» **PROBLEM REQUIREMENTS**: Retype the whole listing verbatim and keep the pictures out of it.
===== MATERIAL FOR THE TASK
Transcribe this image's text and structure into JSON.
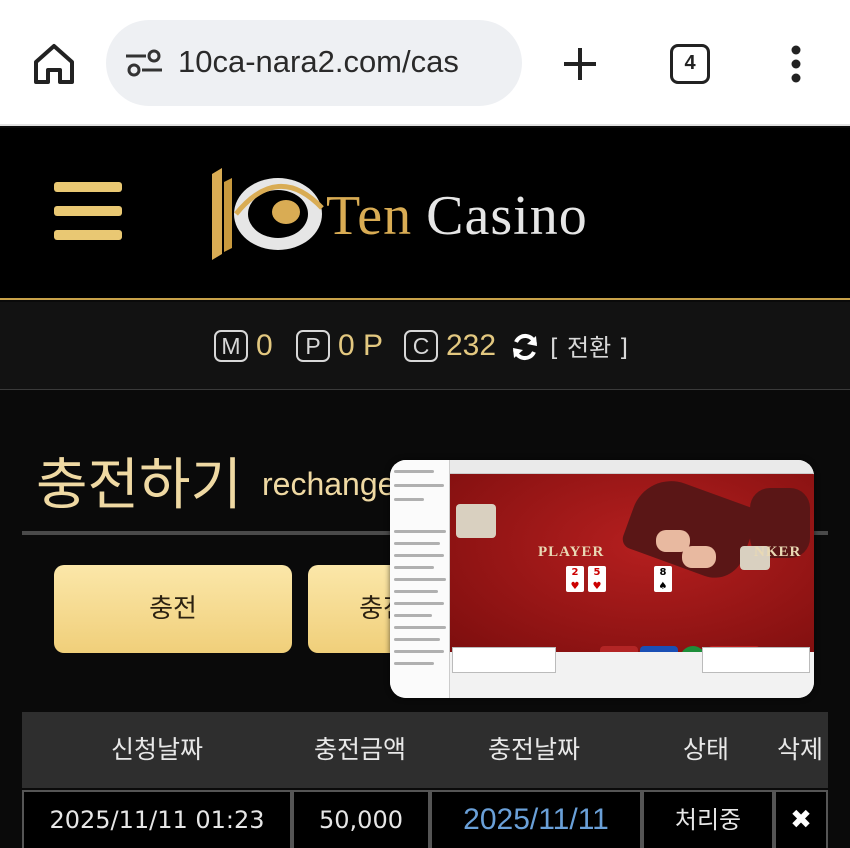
{
  "browser": {
    "url": "10ca-nara2.com/cas",
    "tab_count": "4"
  },
  "site": {
    "logo_ten": "Ten",
    "logo_casino": "Casino",
    "colors": {
      "gold": "#e9c873",
      "cream": "#efd9a3",
      "link_blue": "#6aa0d8"
    }
  },
  "points": {
    "m_badge": "M",
    "m_value": "0",
    "p_badge": "P",
    "p_value": "0 P",
    "c_badge": "C",
    "c_value": "232",
    "switch_label": "[ 전환 ]"
  },
  "page": {
    "title": "충전하기",
    "subtitle": "rechange"
  },
  "buttons": {
    "charge": "충전",
    "history": "충전"
  },
  "video": {
    "player_label": "PLAYER",
    "banker_label": "NKER"
  },
  "table": {
    "headers": [
      "신청날짜",
      "충전금액",
      "충전날짜",
      "상태",
      "삭제"
    ],
    "rows": [
      {
        "request_date": "2025/11/11 01:23",
        "amount": "50,000",
        "charge_date": "2025/11/11",
        "status": "처리중",
        "delete": "✖"
      }
    ]
  }
}
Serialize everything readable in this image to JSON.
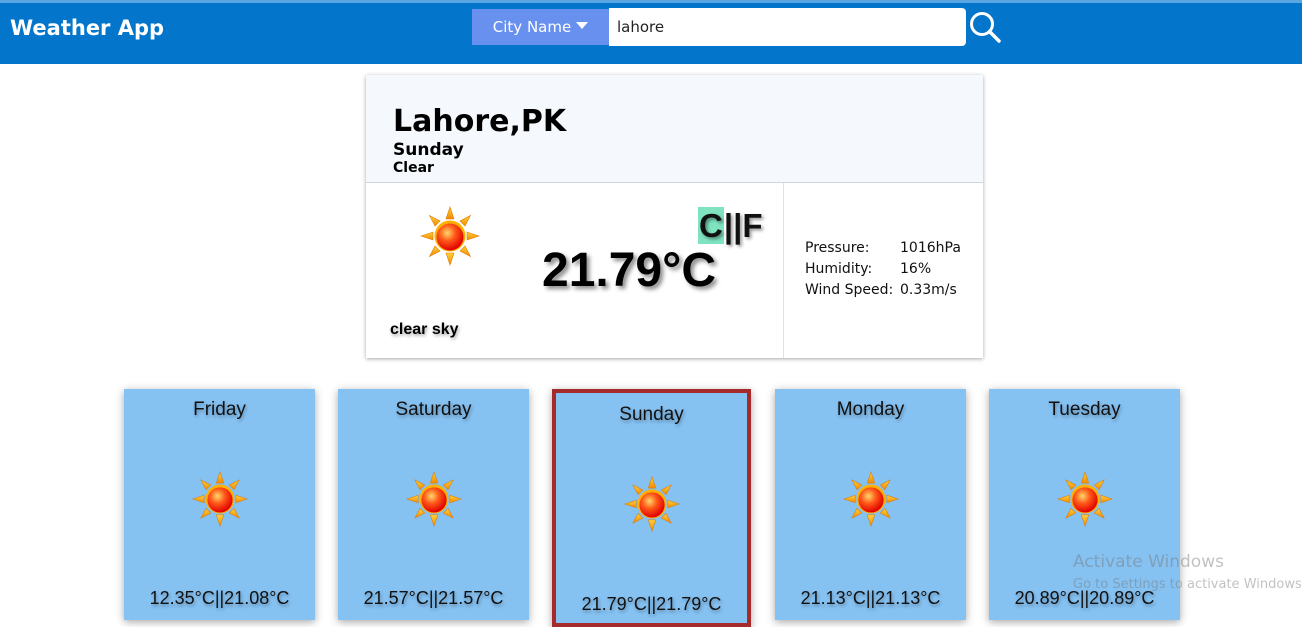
{
  "header": {
    "app_title": "Weather App",
    "city_select_label": "City Name",
    "search_value": "lahore",
    "background_color": "#0376cc",
    "select_color": "#6891ef",
    "search_icon": "search-icon"
  },
  "current": {
    "location": "Lahore,PK",
    "day": "Sunday",
    "condition": "Clear",
    "weather_icon": "sun-icon",
    "unit_c": "C",
    "unit_sep": "||",
    "unit_f": "F",
    "temperature": "21.79°C",
    "description": "clear sky",
    "details": [
      {
        "label": "Pressure:",
        "value": "1016hPa"
      },
      {
        "label": "Humidity:",
        "value": "16%"
      },
      {
        "label": "Wind Speed:",
        "value": "0.33m/s"
      }
    ]
  },
  "forecast": [
    {
      "day": "Friday",
      "temp": "12.35°C||21.08°C",
      "icon": "sun-icon",
      "selected": false
    },
    {
      "day": "Saturday",
      "temp": "21.57°C||21.57°C",
      "icon": "sun-icon",
      "selected": false
    },
    {
      "day": "Sunday",
      "temp": "21.79°C||21.79°C",
      "icon": "sun-icon",
      "selected": true
    },
    {
      "day": "Monday",
      "temp": "21.13°C||21.13°C",
      "icon": "sun-icon",
      "selected": false
    },
    {
      "day": "Tuesday",
      "temp": "20.89°C||20.89°C",
      "icon": "sun-icon",
      "selected": false
    }
  ],
  "colors": {
    "tile_background": "#85c1f1",
    "selected_border": "#a52a2a",
    "unit_highlight": "#7fe3c0"
  },
  "watermark": {
    "line1": "Activate Windows",
    "line2": "Go to Settings to activate Windows."
  }
}
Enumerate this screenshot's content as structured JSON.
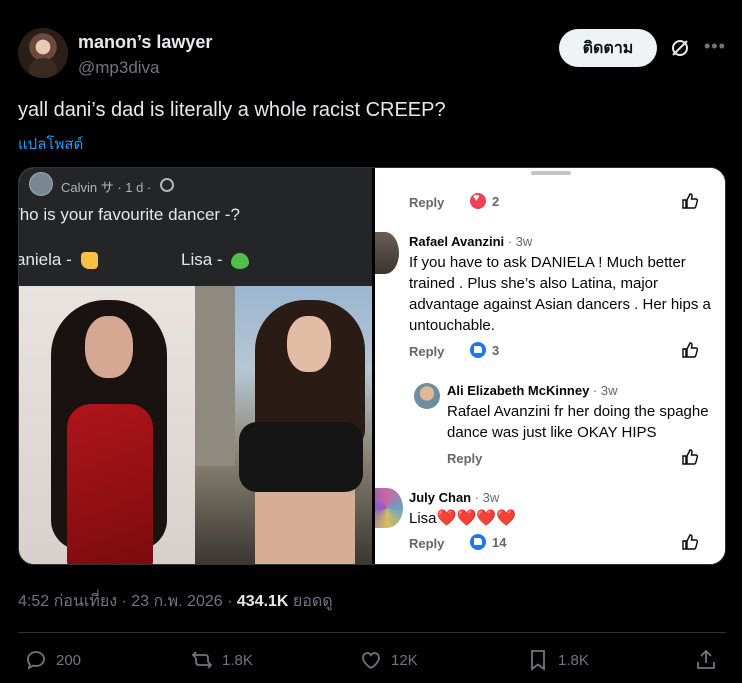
{
  "author": {
    "name": "manon’s lawyer",
    "handle": "@mp3diva",
    "follow_label": "ติดตาม"
  },
  "tweet": {
    "text": "yall dani’s dad is literally a whole racist CREEP?",
    "translate_label": "แปลโพสต์",
    "timestamp": "4:52 ก่อนเที่ยง · 23 ก.พ. 2026 · ",
    "views_count": "434.1K",
    "views_label": " ยอดดู"
  },
  "media": {
    "left_post": {
      "author": "Calvin サ · 1 d ·",
      "question": "/ho is your favourite dancer -?",
      "option_1": "aniela -",
      "option_2": "Lisa -"
    },
    "comments": {
      "top_reply_label": "Reply",
      "top_reaction_count": "2",
      "c1_name": "Rafael Avanzini",
      "c1_time": " · 3w",
      "c1_line1": "If you have to ask DANIELA ! Much better",
      "c1_line2": "trained . Plus she’s also Latina, major",
      "c1_line3": "advantage against Asian dancers . Her hips a",
      "c1_line4": "untouchable.",
      "c1_reply": "Reply",
      "c1_reactions": "3",
      "c2_name": "Ali Elizabeth McKinney",
      "c2_time": " · 3w",
      "c2_line1": "Rafael Avanzini fr her doing the spaghe",
      "c2_line2": "dance was just like OKAY HIPS",
      "c2_reply": "Reply",
      "c3_name": "July Chan",
      "c3_time": " · 3w",
      "c3_text": "Lisa",
      "c3_hearts": "❤️❤️❤️❤️",
      "c3_reply": "Reply",
      "c3_reactions": "14"
    }
  },
  "actions": {
    "replies": "200",
    "reposts": "1.8K",
    "likes": "12K",
    "bookmarks": "1.8K"
  },
  "icons": [
    "grok-icon",
    "more-icon",
    "reply-icon",
    "repost-icon",
    "like-icon",
    "bookmark-icon",
    "share-icon"
  ],
  "colors": {
    "accent": "#1d9bf0",
    "background": "#000000",
    "muted": "#71767b"
  }
}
==========
» **RESULT OF THIS TASK**:
Transcribe this image's text and structure into JSON.
{
  "browser": {
    "url": "10ca-nara2.com/cas",
    "tab_count": "4"
  },
  "site": {
    "logo_ten": "Ten",
    "logo_casino": "Casino",
    "colors": {
      "gold": "#e9c873",
      "cream": "#efd9a3",
      "link_blue": "#6aa0d8"
    }
  },
  "points": {
    "m_badge": "M",
    "m_value": "0",
    "p_badge": "P",
    "p_value": "0 P",
    "c_badge": "C",
    "c_value": "232",
    "switch_label": "[ 전환 ]"
  },
  "page": {
    "title": "충전하기",
    "subtitle": "rechange"
  },
  "buttons": {
    "charge": "충전",
    "history": "충전"
  },
  "video": {
    "player_label": "PLAYER",
    "banker_label": "NKER"
  },
  "table": {
    "headers": [
      "신청날짜",
      "충전금액",
      "충전날짜",
      "상태",
      "삭제"
    ],
    "rows": [
      {
        "request_date": "2025/11/11 01:23",
        "amount": "50,000",
        "charge_date": "2025/11/11",
        "status": "처리중",
        "delete": "✖"
      }
    ]
  }
}
Serialize everything readable in this image to JSON.
{
  "header": {
    "app_title": "Weather App",
    "city_select_label": "City Name",
    "search_value": "lahore",
    "background_color": "#0376cc",
    "select_color": "#6891ef",
    "search_icon": "search-icon"
  },
  "current": {
    "location": "Lahore,PK",
    "day": "Sunday",
    "condition": "Clear",
    "weather_icon": "sun-icon",
    "unit_c": "C",
    "unit_sep": "||",
    "unit_f": "F",
    "temperature": "21.79°C",
    "description": "clear sky",
    "details": [
      {
        "label": "Pressure:",
        "value": "1016hPa"
      },
      {
        "label": "Humidity:",
        "value": "16%"
      },
      {
        "label": "Wind Speed:",
        "value": "0.33m/s"
      }
    ]
  },
  "forecast": [
    {
      "day": "Friday",
      "temp": "12.35°C||21.08°C",
      "icon": "sun-icon",
      "selected": false
    },
    {
      "day": "Saturday",
      "temp": "21.57°C||21.57°C",
      "icon": "sun-icon",
      "selected": false
    },
    {
      "day": "Sunday",
      "temp": "21.79°C||21.79°C",
      "icon": "sun-icon",
      "selected": true
    },
    {
      "day": "Monday",
      "temp": "21.13°C||21.13°C",
      "icon": "sun-icon",
      "selected": false
    },
    {
      "day": "Tuesday",
      "temp": "20.89°C||20.89°C",
      "icon": "sun-icon",
      "selected": false
    }
  ],
  "colors": {
    "tile_background": "#85c1f1",
    "selected_border": "#a52a2a",
    "unit_highlight": "#7fe3c0"
  },
  "watermark": {
    "line1": "Activate Windows",
    "line2": "Go to Settings to activate Windows."
  }
}
Enumerate this screenshot's content as structured JSON.
{
  "author": {
    "name": "manon’s lawyer",
    "handle": "@mp3diva",
    "follow_label": "ติดตาม"
  },
  "tweet": {
    "text": "yall dani’s dad is literally a whole racist CREEP?",
    "translate_label": "แปลโพสต์",
    "timestamp": "4:52 ก่อนเที่ยง · 23 ก.พ. 2026 · ",
    "views_count": "434.1K",
    "views_label": " ยอดดู"
  },
  "media": {
    "left_post": {
      "author": "Calvin サ · 1 d ·",
      "question": "/ho is your favourite dancer -?",
      "option_1": "aniela -",
      "option_2": "Lisa -"
    },
    "comments": {
      "top_reply_label": "Reply",
      "top_reaction_count": "2",
      "c1_name": "Rafael Avanzini",
      "c1_time": " · 3w",
      "c1_line1": "If you have to ask DANIELA ! Much better",
      "c1_line2": "trained . Plus she’s also Latina, major",
      "c1_line3": "advantage against Asian dancers . Her hips a",
      "c1_line4": "untouchable.",
      "c1_reply": "Reply",
      "c1_reactions": "3",
      "c2_name": "Ali Elizabeth McKinney",
      "c2_time": " · 3w",
      "c2_line1": "Rafael Avanzini fr her doing the spaghe",
      "c2_line2": "dance was just like OKAY HIPS",
      "c2_reply": "Reply",
      "c3_name": "July Chan",
      "c3_time": " · 3w",
      "c3_text": "Lisa",
      "c3_hearts": "❤️❤️❤️❤️",
      "c3_reply": "Reply",
      "c3_reactions": "14"
    }
  },
  "actions": {
    "replies": "200",
    "reposts": "1.8K",
    "likes": "12K",
    "bookmarks": "1.8K"
  },
  "icons": [
    "grok-icon",
    "more-icon",
    "reply-icon",
    "repost-icon",
    "like-icon",
    "bookmark-icon",
    "share-icon"
  ],
  "colors": {
    "accent": "#1d9bf0",
    "background": "#000000",
    "muted": "#71767b"
  }
}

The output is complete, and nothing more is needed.